TASK DIRECTIONS:
Your task is to copy the listing exactly, with the pictures left out.

ITEMS:
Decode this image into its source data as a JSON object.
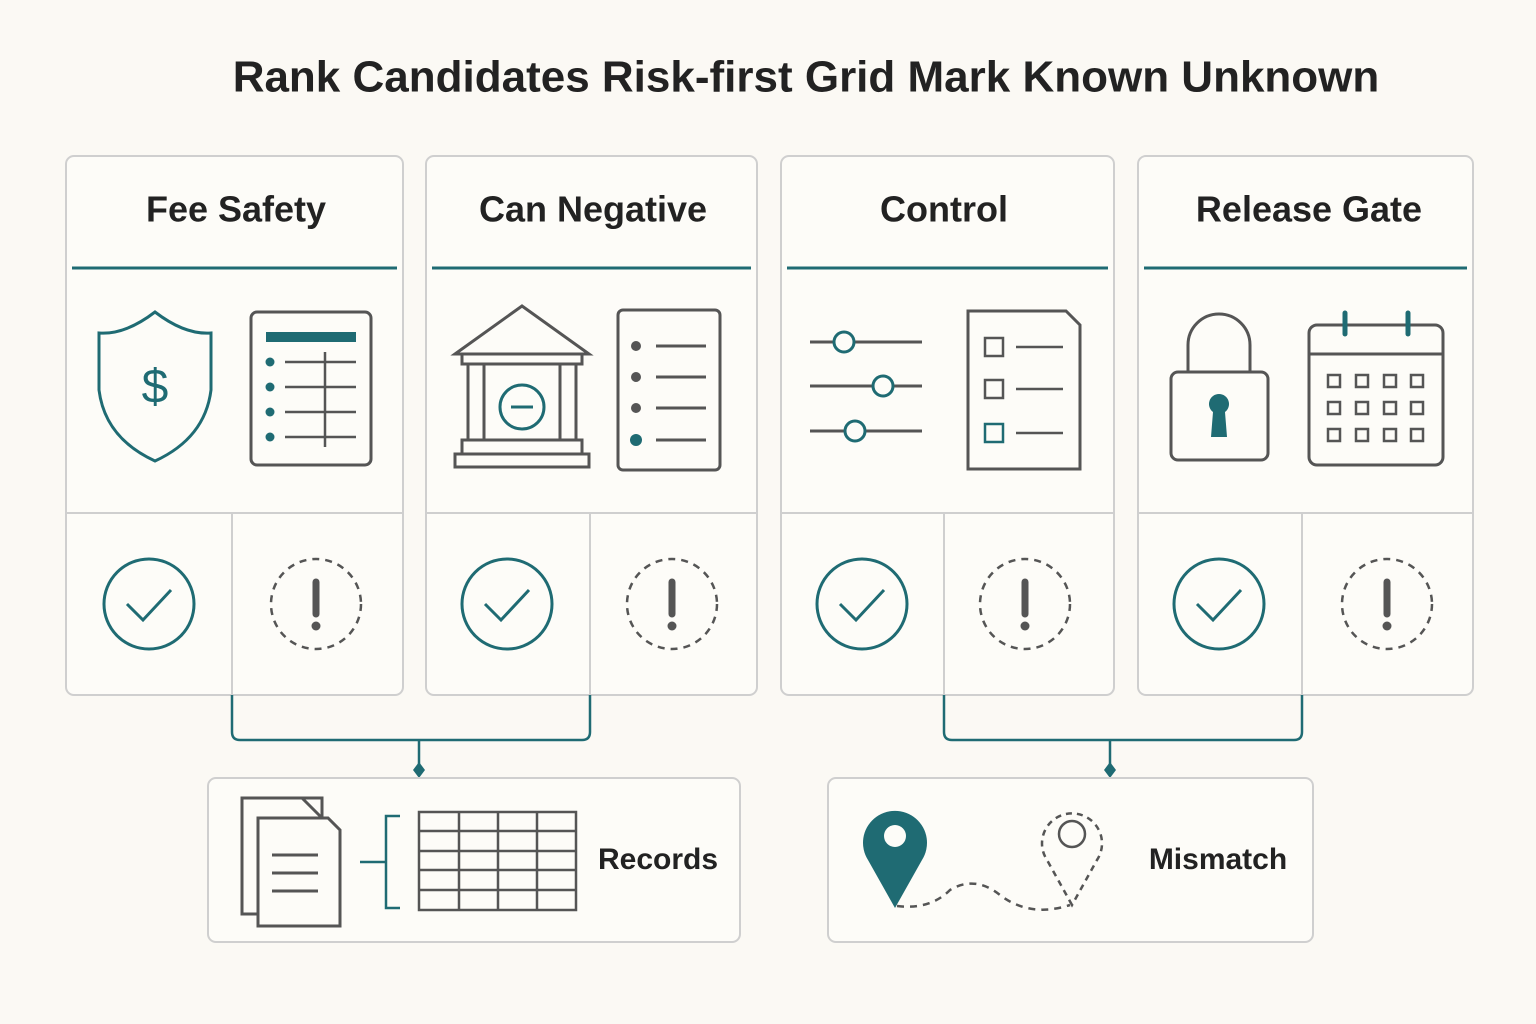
{
  "title": "Rank Candidates Risk-first Grid Mark Known Unknown",
  "columns": [
    {
      "label": "Fee Safety"
    },
    {
      "label": "Can Negative"
    },
    {
      "label": "Control"
    },
    {
      "label": "Release Gate"
    }
  ],
  "outputs": [
    {
      "label": "Records"
    },
    {
      "label": "Mismatch"
    }
  ]
}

FINISHED EXERCISE:
Decode this image into its source data as a JSON object.
{
  "title": "Rank Candidates Risk-first Grid Mark Known Unknown",
  "columns": [
    {
      "label": "Fee Safety"
    },
    {
      "label": "Can Negative"
    },
    {
      "label": "Control"
    },
    {
      "label": "Release Gate"
    }
  ],
  "outputs": [
    {
      "label": "Records"
    },
    {
      "label": "Mismatch"
    }
  ]
}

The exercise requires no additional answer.